[Begin Dataset records]

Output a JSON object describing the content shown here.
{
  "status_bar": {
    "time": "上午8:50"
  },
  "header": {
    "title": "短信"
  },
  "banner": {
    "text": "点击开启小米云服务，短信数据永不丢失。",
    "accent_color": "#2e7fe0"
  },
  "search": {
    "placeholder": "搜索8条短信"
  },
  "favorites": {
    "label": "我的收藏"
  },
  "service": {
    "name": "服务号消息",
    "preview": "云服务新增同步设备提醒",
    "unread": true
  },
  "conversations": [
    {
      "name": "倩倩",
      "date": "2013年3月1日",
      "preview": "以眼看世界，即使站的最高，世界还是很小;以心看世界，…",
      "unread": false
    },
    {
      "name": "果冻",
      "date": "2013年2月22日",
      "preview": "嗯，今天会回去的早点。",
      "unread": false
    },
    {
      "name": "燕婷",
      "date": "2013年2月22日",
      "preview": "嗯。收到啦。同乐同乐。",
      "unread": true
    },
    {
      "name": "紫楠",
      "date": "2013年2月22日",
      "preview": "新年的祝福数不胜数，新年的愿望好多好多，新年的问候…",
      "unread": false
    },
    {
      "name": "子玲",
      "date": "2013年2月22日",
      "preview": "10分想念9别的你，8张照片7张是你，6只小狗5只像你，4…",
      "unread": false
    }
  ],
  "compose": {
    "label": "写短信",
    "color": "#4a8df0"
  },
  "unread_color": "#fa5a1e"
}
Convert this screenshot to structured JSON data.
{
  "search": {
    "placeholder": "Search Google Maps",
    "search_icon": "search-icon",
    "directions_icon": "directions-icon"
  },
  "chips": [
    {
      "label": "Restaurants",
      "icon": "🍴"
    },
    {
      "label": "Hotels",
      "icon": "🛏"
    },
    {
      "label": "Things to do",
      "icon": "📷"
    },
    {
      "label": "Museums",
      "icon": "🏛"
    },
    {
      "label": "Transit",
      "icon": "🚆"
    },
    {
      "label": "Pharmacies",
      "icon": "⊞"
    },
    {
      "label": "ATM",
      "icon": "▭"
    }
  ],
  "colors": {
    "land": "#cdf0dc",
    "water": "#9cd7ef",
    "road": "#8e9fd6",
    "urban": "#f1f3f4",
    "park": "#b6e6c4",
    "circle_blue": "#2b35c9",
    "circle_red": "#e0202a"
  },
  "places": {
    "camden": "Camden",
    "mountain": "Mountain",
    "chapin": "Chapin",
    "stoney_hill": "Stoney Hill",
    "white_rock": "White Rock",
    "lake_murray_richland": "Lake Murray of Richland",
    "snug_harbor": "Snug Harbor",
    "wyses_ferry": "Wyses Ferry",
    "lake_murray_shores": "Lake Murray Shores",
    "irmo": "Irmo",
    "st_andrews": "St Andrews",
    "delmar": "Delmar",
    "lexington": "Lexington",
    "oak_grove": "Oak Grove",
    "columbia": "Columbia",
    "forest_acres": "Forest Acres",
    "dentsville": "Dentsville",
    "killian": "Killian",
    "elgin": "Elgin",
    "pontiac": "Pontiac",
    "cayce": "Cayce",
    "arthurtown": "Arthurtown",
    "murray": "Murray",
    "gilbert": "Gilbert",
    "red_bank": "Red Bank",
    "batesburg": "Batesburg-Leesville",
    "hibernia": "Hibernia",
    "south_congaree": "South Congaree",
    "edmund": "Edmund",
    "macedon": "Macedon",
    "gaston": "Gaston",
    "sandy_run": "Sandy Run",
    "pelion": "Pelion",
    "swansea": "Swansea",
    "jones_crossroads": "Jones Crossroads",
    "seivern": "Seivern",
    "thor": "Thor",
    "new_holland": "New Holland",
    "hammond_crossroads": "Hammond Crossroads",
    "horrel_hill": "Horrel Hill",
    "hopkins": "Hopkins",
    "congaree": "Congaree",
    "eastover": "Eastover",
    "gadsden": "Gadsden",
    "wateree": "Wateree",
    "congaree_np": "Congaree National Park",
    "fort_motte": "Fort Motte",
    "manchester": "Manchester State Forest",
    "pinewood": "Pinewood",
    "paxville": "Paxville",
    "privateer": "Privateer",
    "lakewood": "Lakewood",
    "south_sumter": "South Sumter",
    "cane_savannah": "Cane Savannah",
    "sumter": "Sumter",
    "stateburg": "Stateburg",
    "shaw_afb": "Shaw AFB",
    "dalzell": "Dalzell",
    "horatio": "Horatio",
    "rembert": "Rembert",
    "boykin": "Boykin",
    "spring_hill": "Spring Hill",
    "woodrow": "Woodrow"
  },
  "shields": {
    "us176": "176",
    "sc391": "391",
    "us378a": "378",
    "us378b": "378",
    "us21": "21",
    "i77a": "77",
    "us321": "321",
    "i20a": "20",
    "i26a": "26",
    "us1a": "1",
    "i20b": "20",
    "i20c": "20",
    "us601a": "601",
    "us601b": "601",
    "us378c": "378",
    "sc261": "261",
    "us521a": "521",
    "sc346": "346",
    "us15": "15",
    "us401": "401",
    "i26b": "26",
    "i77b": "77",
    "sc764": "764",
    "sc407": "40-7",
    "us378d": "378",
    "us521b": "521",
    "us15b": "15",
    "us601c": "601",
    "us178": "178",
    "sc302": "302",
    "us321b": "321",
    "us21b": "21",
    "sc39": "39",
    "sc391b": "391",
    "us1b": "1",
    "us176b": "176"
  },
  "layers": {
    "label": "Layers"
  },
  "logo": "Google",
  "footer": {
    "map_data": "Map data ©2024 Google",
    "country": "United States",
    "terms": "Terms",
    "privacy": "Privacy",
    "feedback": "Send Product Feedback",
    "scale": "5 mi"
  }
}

[End Dataset records]

Given exercise
Find each line holding the word "Forest" and copy it.

Written answer
    "forest_acres": "Forest Acres",
    "manchester": "Manchester State Forest",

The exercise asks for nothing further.